[Chart and figure data]

┄┄┄┄┄┄┄┄┄┄

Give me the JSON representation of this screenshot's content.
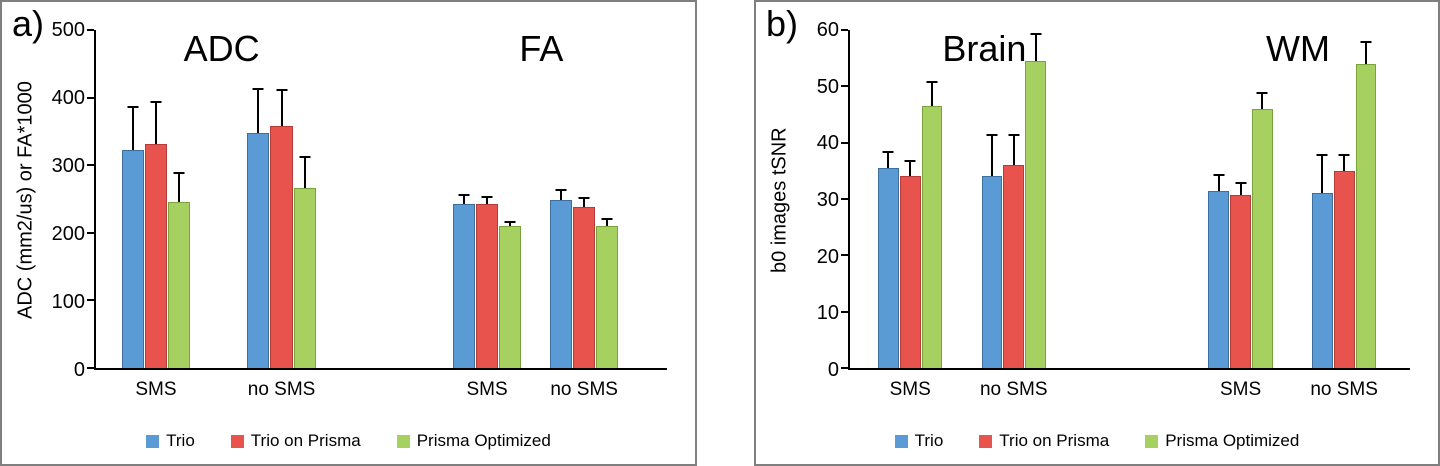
{
  "chart_data": [
    {
      "type": "bar",
      "panel_label": "a)",
      "ylabel": "ADC (mm2/us) or FA*1000",
      "ylim": [
        0,
        500
      ],
      "yticks": [
        0,
        100,
        200,
        300,
        400,
        500
      ],
      "grid": false,
      "legend_position": "bottom",
      "section_labels": [
        "ADC",
        "FA"
      ],
      "categories": [
        "SMS",
        "no SMS",
        "SMS",
        "no SMS"
      ],
      "series": [
        {
          "name": "Trio",
          "color": "#5B9BD5",
          "edge": "#3d6e9e",
          "values": [
            322,
            347,
            243,
            248
          ],
          "errors": [
            65,
            67,
            15,
            17
          ]
        },
        {
          "name": "Trio on Prisma",
          "color": "#E8534E",
          "edge": "#b23c38",
          "values": [
            332,
            358,
            242,
            238
          ],
          "errors": [
            63,
            55,
            13,
            15
          ]
        },
        {
          "name": "Prisma Optimized",
          "color": "#A6D161",
          "edge": "#79a33c",
          "values": [
            246,
            266,
            210,
            210
          ],
          "errors": [
            44,
            47,
            8,
            12
          ]
        }
      ]
    },
    {
      "type": "bar",
      "panel_label": "b)",
      "ylabel": "b0 images tSNR",
      "ylim": [
        0,
        60
      ],
      "yticks": [
        0,
        10,
        20,
        30,
        40,
        50,
        60
      ],
      "grid": false,
      "legend_position": "bottom",
      "section_labels": [
        "Brain",
        "WM"
      ],
      "categories": [
        "SMS",
        "no SMS",
        "SMS",
        "no SMS"
      ],
      "series": [
        {
          "name": "Trio",
          "color": "#5B9BD5",
          "edge": "#3d6e9e",
          "values": [
            35.5,
            34,
            31.5,
            31
          ],
          "errors": [
            3,
            7.5,
            3,
            7
          ]
        },
        {
          "name": "Trio on Prisma",
          "color": "#E8534E",
          "edge": "#b23c38",
          "values": [
            34,
            36,
            30.8,
            35
          ],
          "errors": [
            3,
            5.5,
            2.2,
            3
          ]
        },
        {
          "name": "Prisma Optimized",
          "color": "#A6D161",
          "edge": "#79a33c",
          "values": [
            46.5,
            54.5,
            46,
            54
          ],
          "errors": [
            4.5,
            5,
            3,
            4
          ]
        }
      ]
    }
  ]
}
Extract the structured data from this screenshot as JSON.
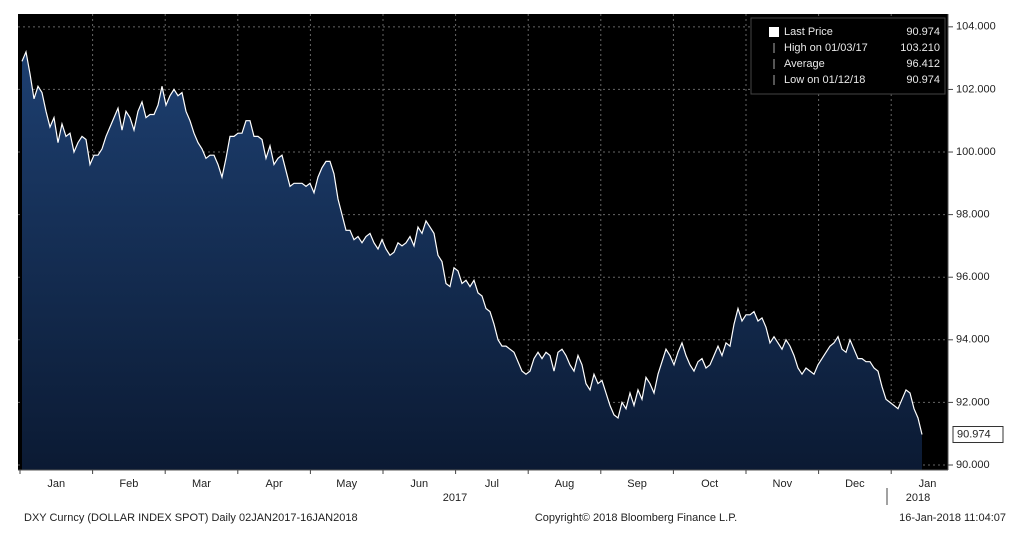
{
  "chart_data": {
    "type": "area",
    "values": [
      102.9,
      103.2,
      102.5,
      101.7,
      102.1,
      101.9,
      101.3,
      100.8,
      101.1,
      100.3,
      100.9,
      100.5,
      100.6,
      100.0,
      100.3,
      100.5,
      100.4,
      99.6,
      99.9,
      99.9,
      100.1,
      100.5,
      100.8,
      101.1,
      101.4,
      100.7,
      101.3,
      101.1,
      100.7,
      101.3,
      101.6,
      101.1,
      101.2,
      101.2,
      101.5,
      102.1,
      101.5,
      101.8,
      102.0,
      101.8,
      101.9,
      101.3,
      101.0,
      100.6,
      100.3,
      100.1,
      99.8,
      99.9,
      99.9,
      99.6,
      99.2,
      99.8,
      100.5,
      100.5,
      100.6,
      100.6,
      101.0,
      101.0,
      100.5,
      100.5,
      100.4,
      99.8,
      100.2,
      99.6,
      99.8,
      99.9,
      99.4,
      98.9,
      99.0,
      99.0,
      99.0,
      98.9,
      99.0,
      98.7,
      99.2,
      99.5,
      99.7,
      99.7,
      99.3,
      98.5,
      98.0,
      97.5,
      97.5,
      97.2,
      97.3,
      97.1,
      97.3,
      97.4,
      97.1,
      96.9,
      97.2,
      96.9,
      96.7,
      96.8,
      97.1,
      97.0,
      97.1,
      97.3,
      97.0,
      97.6,
      97.4,
      97.8,
      97.6,
      97.4,
      96.7,
      96.5,
      95.8,
      95.7,
      96.3,
      96.2,
      95.8,
      95.9,
      95.7,
      95.9,
      95.5,
      95.4,
      95.0,
      94.9,
      94.5,
      94.0,
      93.8,
      93.8,
      93.7,
      93.6,
      93.3,
      93.0,
      92.9,
      93.0,
      93.4,
      93.6,
      93.4,
      93.6,
      93.5,
      93.0,
      93.6,
      93.7,
      93.5,
      93.2,
      93.0,
      93.5,
      93.2,
      92.6,
      92.4,
      92.9,
      92.6,
      92.7,
      92.3,
      91.9,
      91.6,
      91.5,
      92.0,
      91.8,
      92.3,
      91.9,
      92.4,
      92.1,
      92.8,
      92.6,
      92.3,
      92.9,
      93.3,
      93.7,
      93.5,
      93.2,
      93.6,
      93.9,
      93.5,
      93.2,
      93.0,
      93.3,
      93.4,
      93.1,
      93.2,
      93.5,
      93.8,
      93.5,
      93.9,
      93.8,
      94.5,
      95.0,
      94.6,
      94.8,
      94.8,
      94.9,
      94.6,
      94.7,
      94.4,
      93.9,
      94.1,
      93.9,
      93.7,
      94.0,
      93.8,
      93.5,
      93.1,
      92.9,
      93.1,
      93.0,
      92.9,
      93.2,
      93.4,
      93.6,
      93.8,
      93.9,
      94.1,
      93.7,
      93.6,
      94.0,
      93.7,
      93.4,
      93.4,
      93.3,
      93.3,
      93.1,
      93.0,
      92.5,
      92.1,
      92.0,
      91.9,
      91.8,
      92.1,
      92.4,
      92.3,
      91.8,
      91.5,
      90.974
    ],
    "months": [
      "Jan",
      "Feb",
      "Mar",
      "Apr",
      "May",
      "Jun",
      "Jul",
      "Aug",
      "Sep",
      "Oct",
      "Nov",
      "Dec",
      "Jan"
    ],
    "years": [
      "2017",
      "2018"
    ],
    "ylim": [
      89.84,
      104.41
    ],
    "yticks": [
      {
        "value": 90,
        "label": "90.000"
      },
      {
        "value": 92,
        "label": "92.000"
      },
      {
        "value": 94,
        "label": "94.000"
      },
      {
        "value": 96,
        "label": "96.000"
      },
      {
        "value": 98,
        "label": "98.000"
      },
      {
        "value": 100,
        "label": "100.000"
      },
      {
        "value": 102,
        "label": "102.000"
      },
      {
        "value": 104,
        "label": "104.000"
      }
    ],
    "grid": true,
    "line_color": "#ffffff",
    "fill_color": "#13305a",
    "legend": [
      {
        "name": "Last Price",
        "value": "90.974"
      },
      {
        "name": "High on 01/03/17",
        "value": "103.210"
      },
      {
        "name": "Average",
        "value": "96.412"
      },
      {
        "name": "Low on 01/12/18",
        "value": "90.974"
      }
    ],
    "last_label": "90.974",
    "footer": {
      "left": "DXY Curncy (DOLLAR INDEX SPOT)  Daily 02JAN2017-16JAN2018",
      "center": "Copyright© 2018 Bloomberg Finance L.P.",
      "right": "16-Jan-2018 11:04:07"
    }
  }
}
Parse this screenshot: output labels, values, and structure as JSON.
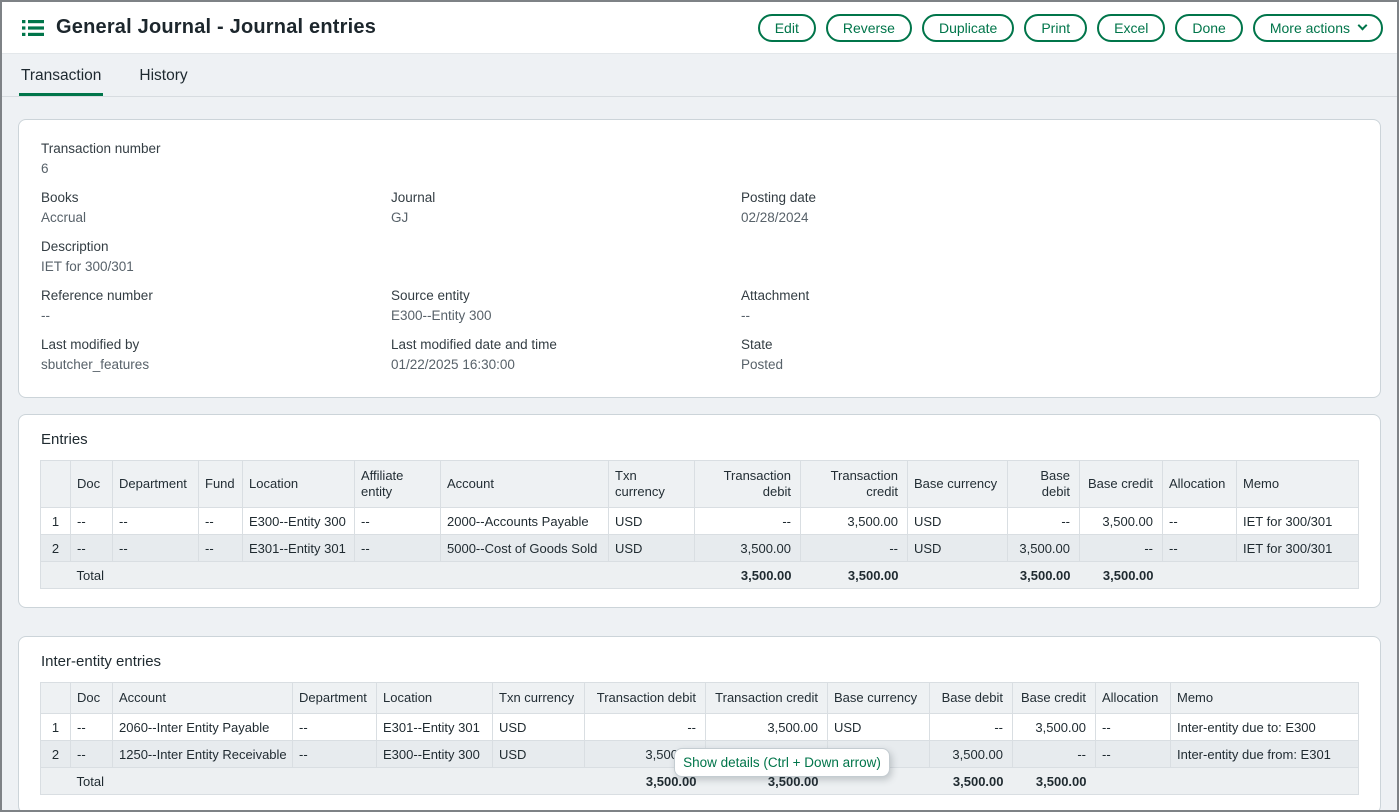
{
  "header": {
    "title": "General Journal - Journal entries",
    "actions": {
      "edit": "Edit",
      "reverse": "Reverse",
      "duplicate": "Duplicate",
      "print": "Print",
      "excel": "Excel",
      "done": "Done",
      "more": "More actions"
    }
  },
  "tabs": {
    "transaction": "Transaction",
    "history": "History"
  },
  "details": {
    "transaction_number": {
      "label": "Transaction number",
      "value": "6"
    },
    "books": {
      "label": "Books",
      "value": "Accrual"
    },
    "journal": {
      "label": "Journal",
      "value": "GJ"
    },
    "posting_date": {
      "label": "Posting date",
      "value": "02/28/2024"
    },
    "description": {
      "label": "Description",
      "value": "IET for 300/301"
    },
    "reference_number": {
      "label": "Reference number",
      "value": "--"
    },
    "source_entity": {
      "label": "Source entity",
      "value": "E300--Entity 300"
    },
    "attachment": {
      "label": "Attachment",
      "value": "--"
    },
    "last_modified_by": {
      "label": "Last modified by",
      "value": "sbutcher_features"
    },
    "last_modified_datetime": {
      "label": "Last modified date and time",
      "value": "01/22/2025 16:30:00"
    },
    "state": {
      "label": "State",
      "value": "Posted"
    }
  },
  "entries": {
    "title": "Entries",
    "columns": [
      "",
      "Doc",
      "Department",
      "Fund",
      "Location",
      "Affiliate entity",
      "Account",
      "Txn currency",
      "Transaction debit",
      "Transaction credit",
      "Base currency",
      "Base debit",
      "Base credit",
      "Allocation",
      "Memo"
    ],
    "rows": [
      [
        "1",
        "--",
        "--",
        "--",
        "E300--Entity 300",
        "--",
        "2000--Accounts Payable",
        "USD",
        "--",
        "3,500.00",
        "USD",
        "--",
        "3,500.00",
        "--",
        "IET for 300/301"
      ],
      [
        "2",
        "--",
        "--",
        "--",
        "E301--Entity 301",
        "--",
        "5000--Cost of Goods Sold",
        "USD",
        "3,500.00",
        "--",
        "USD",
        "3,500.00",
        "--",
        "--",
        "IET for 300/301"
      ]
    ],
    "total": {
      "label": "Total",
      "transaction_debit": "3,500.00",
      "transaction_credit": "3,500.00",
      "base_debit": "3,500.00",
      "base_credit": "3,500.00"
    }
  },
  "inter_entity": {
    "title": "Inter-entity entries",
    "columns": [
      "",
      "Doc",
      "Account",
      "Department",
      "Location",
      "Txn currency",
      "Transaction debit",
      "Transaction credit",
      "Base currency",
      "Base debit",
      "Base credit",
      "Allocation",
      "Memo"
    ],
    "rows": [
      [
        "1",
        "--",
        "2060--Inter Entity Payable",
        "--",
        "E301--Entity 301",
        "USD",
        "--",
        "3,500.00",
        "USD",
        "--",
        "3,500.00",
        "--",
        "Inter-entity due to: E300"
      ],
      [
        "2",
        "--",
        "1250--Inter Entity Receivable",
        "--",
        "E300--Entity 300",
        "USD",
        "3,500.00",
        "--",
        "USD",
        "3,500.00",
        "--",
        "--",
        "Inter-entity due from: E301"
      ]
    ],
    "total": {
      "label": "Total",
      "transaction_debit": "3,500.00",
      "transaction_credit": "3,500.00",
      "base_debit": "3,500.00",
      "base_credit": "3,500.00"
    }
  },
  "tooltip": {
    "text": "Show details (Ctrl + Down arrow)"
  },
  "colors": {
    "accent_green": "#00754a",
    "page_bg": "#eef1f4",
    "alt_row_bg": "#e7ebee",
    "header_bg": "#eef1f3"
  }
}
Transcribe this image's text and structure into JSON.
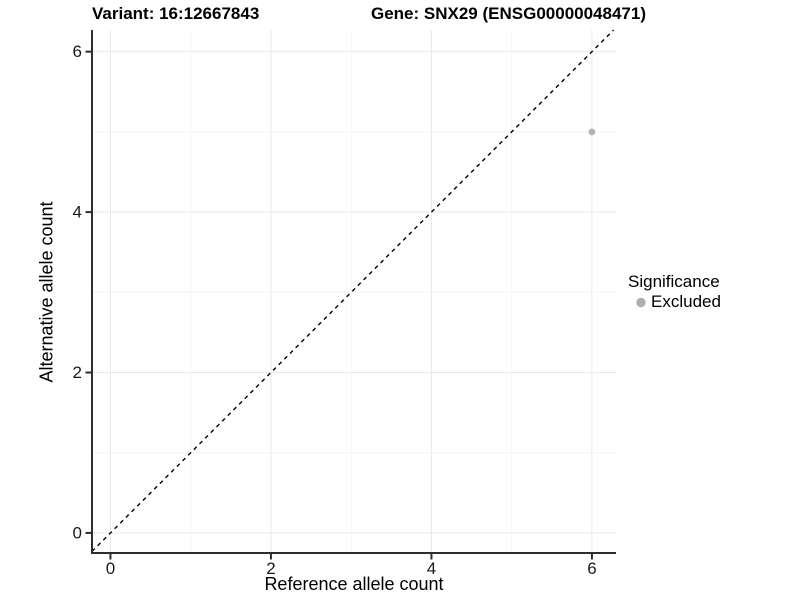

┄┄┄┄┄┄┄┄┄┄

Given problem »
Report each line of the material above where the word "from" appears.

Task answer »
Extract the structured data from this screenshot as JSON.
        "Inter-entity due from: E301"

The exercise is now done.